### WHAT YOU WILL DO
Transcribe every entry below word for word, but skip the pictures.

============================================================

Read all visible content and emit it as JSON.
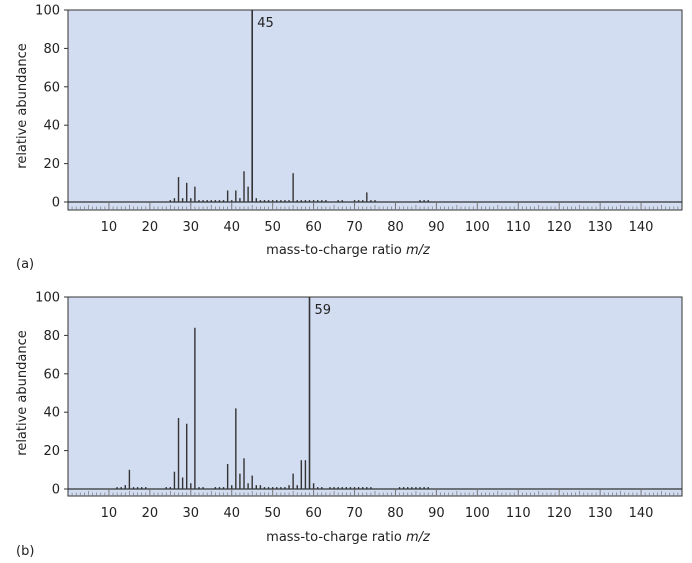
{
  "chart_data": [
    {
      "type": "bar",
      "panel_label": "(a)",
      "ylabel": "relative abundance",
      "xlabel_prefix": "mass-to-charge ratio ",
      "xlabel_var": "m/z",
      "ylim": [
        0,
        100
      ],
      "xlim": [
        0,
        150
      ],
      "y_ticks": [
        "0",
        "20",
        "40",
        "60",
        "80",
        "100"
      ],
      "x_ticks": [
        "10",
        "20",
        "30",
        "40",
        "50",
        "60",
        "70",
        "80",
        "90",
        "100",
        "110",
        "120",
        "130",
        "140"
      ],
      "base_peak_label": "45",
      "base_peak_mz": 45,
      "grid": false,
      "colors": {
        "background": "#d3ddf1",
        "line": "#333333"
      },
      "peaks": [
        {
          "mz": 25,
          "value": 1
        },
        {
          "mz": 26,
          "value": 2
        },
        {
          "mz": 27,
          "value": 13
        },
        {
          "mz": 28,
          "value": 2
        },
        {
          "mz": 29,
          "value": 10
        },
        {
          "mz": 30,
          "value": 2
        },
        {
          "mz": 31,
          "value": 8
        },
        {
          "mz": 32,
          "value": 1
        },
        {
          "mz": 33,
          "value": 1
        },
        {
          "mz": 34,
          "value": 1
        },
        {
          "mz": 35,
          "value": 1
        },
        {
          "mz": 36,
          "value": 1
        },
        {
          "mz": 37,
          "value": 1
        },
        {
          "mz": 38,
          "value": 1
        },
        {
          "mz": 39,
          "value": 6
        },
        {
          "mz": 40,
          "value": 1
        },
        {
          "mz": 41,
          "value": 6
        },
        {
          "mz": 42,
          "value": 2
        },
        {
          "mz": 43,
          "value": 16
        },
        {
          "mz": 44,
          "value": 8
        },
        {
          "mz": 45,
          "value": 100
        },
        {
          "mz": 46,
          "value": 2
        },
        {
          "mz": 47,
          "value": 1
        },
        {
          "mz": 48,
          "value": 1
        },
        {
          "mz": 49,
          "value": 1
        },
        {
          "mz": 50,
          "value": 1
        },
        {
          "mz": 51,
          "value": 1
        },
        {
          "mz": 52,
          "value": 1
        },
        {
          "mz": 53,
          "value": 1
        },
        {
          "mz": 54,
          "value": 1
        },
        {
          "mz": 55,
          "value": 15
        },
        {
          "mz": 56,
          "value": 1
        },
        {
          "mz": 57,
          "value": 1
        },
        {
          "mz": 58,
          "value": 1
        },
        {
          "mz": 59,
          "value": 1
        },
        {
          "mz": 60,
          "value": 1
        },
        {
          "mz": 61,
          "value": 1
        },
        {
          "mz": 62,
          "value": 1
        },
        {
          "mz": 63,
          "value": 1
        },
        {
          "mz": 66,
          "value": 1
        },
        {
          "mz": 67,
          "value": 1
        },
        {
          "mz": 70,
          "value": 1
        },
        {
          "mz": 71,
          "value": 1
        },
        {
          "mz": 72,
          "value": 1
        },
        {
          "mz": 73,
          "value": 5
        },
        {
          "mz": 74,
          "value": 1
        },
        {
          "mz": 75,
          "value": 1
        },
        {
          "mz": 86,
          "value": 1
        },
        {
          "mz": 87,
          "value": 1
        },
        {
          "mz": 88,
          "value": 1
        }
      ]
    },
    {
      "type": "bar",
      "panel_label": "(b)",
      "ylabel": "relative abundance",
      "xlabel_prefix": "mass-to-charge ratio ",
      "xlabel_var": "m/z",
      "ylim": [
        0,
        100
      ],
      "xlim": [
        0,
        150
      ],
      "y_ticks": [
        "0",
        "20",
        "40",
        "60",
        "80",
        "100"
      ],
      "x_ticks": [
        "10",
        "20",
        "30",
        "40",
        "50",
        "60",
        "70",
        "80",
        "90",
        "100",
        "110",
        "120",
        "130",
        "140"
      ],
      "base_peak_label": "59",
      "base_peak_mz": 59,
      "grid": false,
      "colors": {
        "background": "#d3ddf1",
        "line": "#333333"
      },
      "peaks": [
        {
          "mz": 12,
          "value": 1
        },
        {
          "mz": 13,
          "value": 1
        },
        {
          "mz": 14,
          "value": 2
        },
        {
          "mz": 15,
          "value": 10
        },
        {
          "mz": 16,
          "value": 1
        },
        {
          "mz": 17,
          "value": 1
        },
        {
          "mz": 18,
          "value": 1
        },
        {
          "mz": 19,
          "value": 1
        },
        {
          "mz": 24,
          "value": 1
        },
        {
          "mz": 25,
          "value": 1
        },
        {
          "mz": 26,
          "value": 9
        },
        {
          "mz": 27,
          "value": 37
        },
        {
          "mz": 28,
          "value": 6
        },
        {
          "mz": 29,
          "value": 34
        },
        {
          "mz": 30,
          "value": 3
        },
        {
          "mz": 31,
          "value": 84
        },
        {
          "mz": 32,
          "value": 1
        },
        {
          "mz": 33,
          "value": 1
        },
        {
          "mz": 36,
          "value": 1
        },
        {
          "mz": 37,
          "value": 1
        },
        {
          "mz": 38,
          "value": 1
        },
        {
          "mz": 39,
          "value": 13
        },
        {
          "mz": 40,
          "value": 2
        },
        {
          "mz": 41,
          "value": 42
        },
        {
          "mz": 42,
          "value": 8
        },
        {
          "mz": 43,
          "value": 16
        },
        {
          "mz": 44,
          "value": 3
        },
        {
          "mz": 45,
          "value": 7
        },
        {
          "mz": 46,
          "value": 2
        },
        {
          "mz": 47,
          "value": 2
        },
        {
          "mz": 48,
          "value": 1
        },
        {
          "mz": 49,
          "value": 1
        },
        {
          "mz": 50,
          "value": 1
        },
        {
          "mz": 51,
          "value": 1
        },
        {
          "mz": 52,
          "value": 1
        },
        {
          "mz": 53,
          "value": 1
        },
        {
          "mz": 54,
          "value": 2
        },
        {
          "mz": 55,
          "value": 8
        },
        {
          "mz": 56,
          "value": 2
        },
        {
          "mz": 57,
          "value": 15
        },
        {
          "mz": 58,
          "value": 15
        },
        {
          "mz": 59,
          "value": 100
        },
        {
          "mz": 60,
          "value": 3
        },
        {
          "mz": 61,
          "value": 1
        },
        {
          "mz": 62,
          "value": 1
        },
        {
          "mz": 64,
          "value": 1
        },
        {
          "mz": 65,
          "value": 1
        },
        {
          "mz": 66,
          "value": 1
        },
        {
          "mz": 67,
          "value": 1
        },
        {
          "mz": 68,
          "value": 1
        },
        {
          "mz": 69,
          "value": 1
        },
        {
          "mz": 70,
          "value": 1
        },
        {
          "mz": 71,
          "value": 1
        },
        {
          "mz": 72,
          "value": 1
        },
        {
          "mz": 73,
          "value": 1
        },
        {
          "mz": 74,
          "value": 1
        },
        {
          "mz": 81,
          "value": 1
        },
        {
          "mz": 82,
          "value": 1
        },
        {
          "mz": 83,
          "value": 1
        },
        {
          "mz": 84,
          "value": 1
        },
        {
          "mz": 85,
          "value": 1
        },
        {
          "mz": 86,
          "value": 1
        },
        {
          "mz": 87,
          "value": 1
        },
        {
          "mz": 88,
          "value": 1
        }
      ]
    }
  ]
}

============================================================

### THE RESPONSE
Read all visible content and emit it as JSON.
{
  "chart_data": [
    {
      "type": "bar",
      "panel_label": "(a)",
      "ylabel": "relative abundance",
      "xlabel_prefix": "mass-to-charge ratio ",
      "xlabel_var": "m/z",
      "ylim": [
        0,
        100
      ],
      "xlim": [
        0,
        150
      ],
      "y_ticks": [
        "0",
        "20",
        "40",
        "60",
        "80",
        "100"
      ],
      "x_ticks": [
        "10",
        "20",
        "30",
        "40",
        "50",
        "60",
        "70",
        "80",
        "90",
        "100",
        "110",
        "120",
        "130",
        "140"
      ],
      "base_peak_label": "45",
      "base_peak_mz": 45,
      "grid": false,
      "colors": {
        "background": "#d3ddf1",
        "line": "#333333"
      },
      "peaks": [
        {
          "mz": 25,
          "value": 1
        },
        {
          "mz": 26,
          "value": 2
        },
        {
          "mz": 27,
          "value": 13
        },
        {
          "mz": 28,
          "value": 2
        },
        {
          "mz": 29,
          "value": 10
        },
        {
          "mz": 30,
          "value": 2
        },
        {
          "mz": 31,
          "value": 8
        },
        {
          "mz": 32,
          "value": 1
        },
        {
          "mz": 33,
          "value": 1
        },
        {
          "mz": 34,
          "value": 1
        },
        {
          "mz": 35,
          "value": 1
        },
        {
          "mz": 36,
          "value": 1
        },
        {
          "mz": 37,
          "value": 1
        },
        {
          "mz": 38,
          "value": 1
        },
        {
          "mz": 39,
          "value": 6
        },
        {
          "mz": 40,
          "value": 1
        },
        {
          "mz": 41,
          "value": 6
        },
        {
          "mz": 42,
          "value": 2
        },
        {
          "mz": 43,
          "value": 16
        },
        {
          "mz": 44,
          "value": 8
        },
        {
          "mz": 45,
          "value": 100
        },
        {
          "mz": 46,
          "value": 2
        },
        {
          "mz": 47,
          "value": 1
        },
        {
          "mz": 48,
          "value": 1
        },
        {
          "mz": 49,
          "value": 1
        },
        {
          "mz": 50,
          "value": 1
        },
        {
          "mz": 51,
          "value": 1
        },
        {
          "mz": 52,
          "value": 1
        },
        {
          "mz": 53,
          "value": 1
        },
        {
          "mz": 54,
          "value": 1
        },
        {
          "mz": 55,
          "value": 15
        },
        {
          "mz": 56,
          "value": 1
        },
        {
          "mz": 57,
          "value": 1
        },
        {
          "mz": 58,
          "value": 1
        },
        {
          "mz": 59,
          "value": 1
        },
        {
          "mz": 60,
          "value": 1
        },
        {
          "mz": 61,
          "value": 1
        },
        {
          "mz": 62,
          "value": 1
        },
        {
          "mz": 63,
          "value": 1
        },
        {
          "mz": 66,
          "value": 1
        },
        {
          "mz": 67,
          "value": 1
        },
        {
          "mz": 70,
          "value": 1
        },
        {
          "mz": 71,
          "value": 1
        },
        {
          "mz": 72,
          "value": 1
        },
        {
          "mz": 73,
          "value": 5
        },
        {
          "mz": 74,
          "value": 1
        },
        {
          "mz": 75,
          "value": 1
        },
        {
          "mz": 86,
          "value": 1
        },
        {
          "mz": 87,
          "value": 1
        },
        {
          "mz": 88,
          "value": 1
        }
      ]
    },
    {
      "type": "bar",
      "panel_label": "(b)",
      "ylabel": "relative abundance",
      "xlabel_prefix": "mass-to-charge ratio ",
      "xlabel_var": "m/z",
      "ylim": [
        0,
        100
      ],
      "xlim": [
        0,
        150
      ],
      "y_ticks": [
        "0",
        "20",
        "40",
        "60",
        "80",
        "100"
      ],
      "x_ticks": [
        "10",
        "20",
        "30",
        "40",
        "50",
        "60",
        "70",
        "80",
        "90",
        "100",
        "110",
        "120",
        "130",
        "140"
      ],
      "base_peak_label": "59",
      "base_peak_mz": 59,
      "grid": false,
      "colors": {
        "background": "#d3ddf1",
        "line": "#333333"
      },
      "peaks": [
        {
          "mz": 12,
          "value": 1
        },
        {
          "mz": 13,
          "value": 1
        },
        {
          "mz": 14,
          "value": 2
        },
        {
          "mz": 15,
          "value": 10
        },
        {
          "mz": 16,
          "value": 1
        },
        {
          "mz": 17,
          "value": 1
        },
        {
          "mz": 18,
          "value": 1
        },
        {
          "mz": 19,
          "value": 1
        },
        {
          "mz": 24,
          "value": 1
        },
        {
          "mz": 25,
          "value": 1
        },
        {
          "mz": 26,
          "value": 9
        },
        {
          "mz": 27,
          "value": 37
        },
        {
          "mz": 28,
          "value": 6
        },
        {
          "mz": 29,
          "value": 34
        },
        {
          "mz": 30,
          "value": 3
        },
        {
          "mz": 31,
          "value": 84
        },
        {
          "mz": 32,
          "value": 1
        },
        {
          "mz": 33,
          "value": 1
        },
        {
          "mz": 36,
          "value": 1
        },
        {
          "mz": 37,
          "value": 1
        },
        {
          "mz": 38,
          "value": 1
        },
        {
          "mz": 39,
          "value": 13
        },
        {
          "mz": 40,
          "value": 2
        },
        {
          "mz": 41,
          "value": 42
        },
        {
          "mz": 42,
          "value": 8
        },
        {
          "mz": 43,
          "value": 16
        },
        {
          "mz": 44,
          "value": 3
        },
        {
          "mz": 45,
          "value": 7
        },
        {
          "mz": 46,
          "value": 2
        },
        {
          "mz": 47,
          "value": 2
        },
        {
          "mz": 48,
          "value": 1
        },
        {
          "mz": 49,
          "value": 1
        },
        {
          "mz": 50,
          "value": 1
        },
        {
          "mz": 51,
          "value": 1
        },
        {
          "mz": 52,
          "value": 1
        },
        {
          "mz": 53,
          "value": 1
        },
        {
          "mz": 54,
          "value": 2
        },
        {
          "mz": 55,
          "value": 8
        },
        {
          "mz": 56,
          "value": 2
        },
        {
          "mz": 57,
          "value": 15
        },
        {
          "mz": 58,
          "value": 15
        },
        {
          "mz": 59,
          "value": 100
        },
        {
          "mz": 60,
          "value": 3
        },
        {
          "mz": 61,
          "value": 1
        },
        {
          "mz": 62,
          "value": 1
        },
        {
          "mz": 64,
          "value": 1
        },
        {
          "mz": 65,
          "value": 1
        },
        {
          "mz": 66,
          "value": 1
        },
        {
          "mz": 67,
          "value": 1
        },
        {
          "mz": 68,
          "value": 1
        },
        {
          "mz": 69,
          "value": 1
        },
        {
          "mz": 70,
          "value": 1
        },
        {
          "mz": 71,
          "value": 1
        },
        {
          "mz": 72,
          "value": 1
        },
        {
          "mz": 73,
          "value": 1
        },
        {
          "mz": 74,
          "value": 1
        },
        {
          "mz": 81,
          "value": 1
        },
        {
          "mz": 82,
          "value": 1
        },
        {
          "mz": 83,
          "value": 1
        },
        {
          "mz": 84,
          "value": 1
        },
        {
          "mz": 85,
          "value": 1
        },
        {
          "mz": 86,
          "value": 1
        },
        {
          "mz": 87,
          "value": 1
        },
        {
          "mz": 88,
          "value": 1
        }
      ]
    }
  ]
}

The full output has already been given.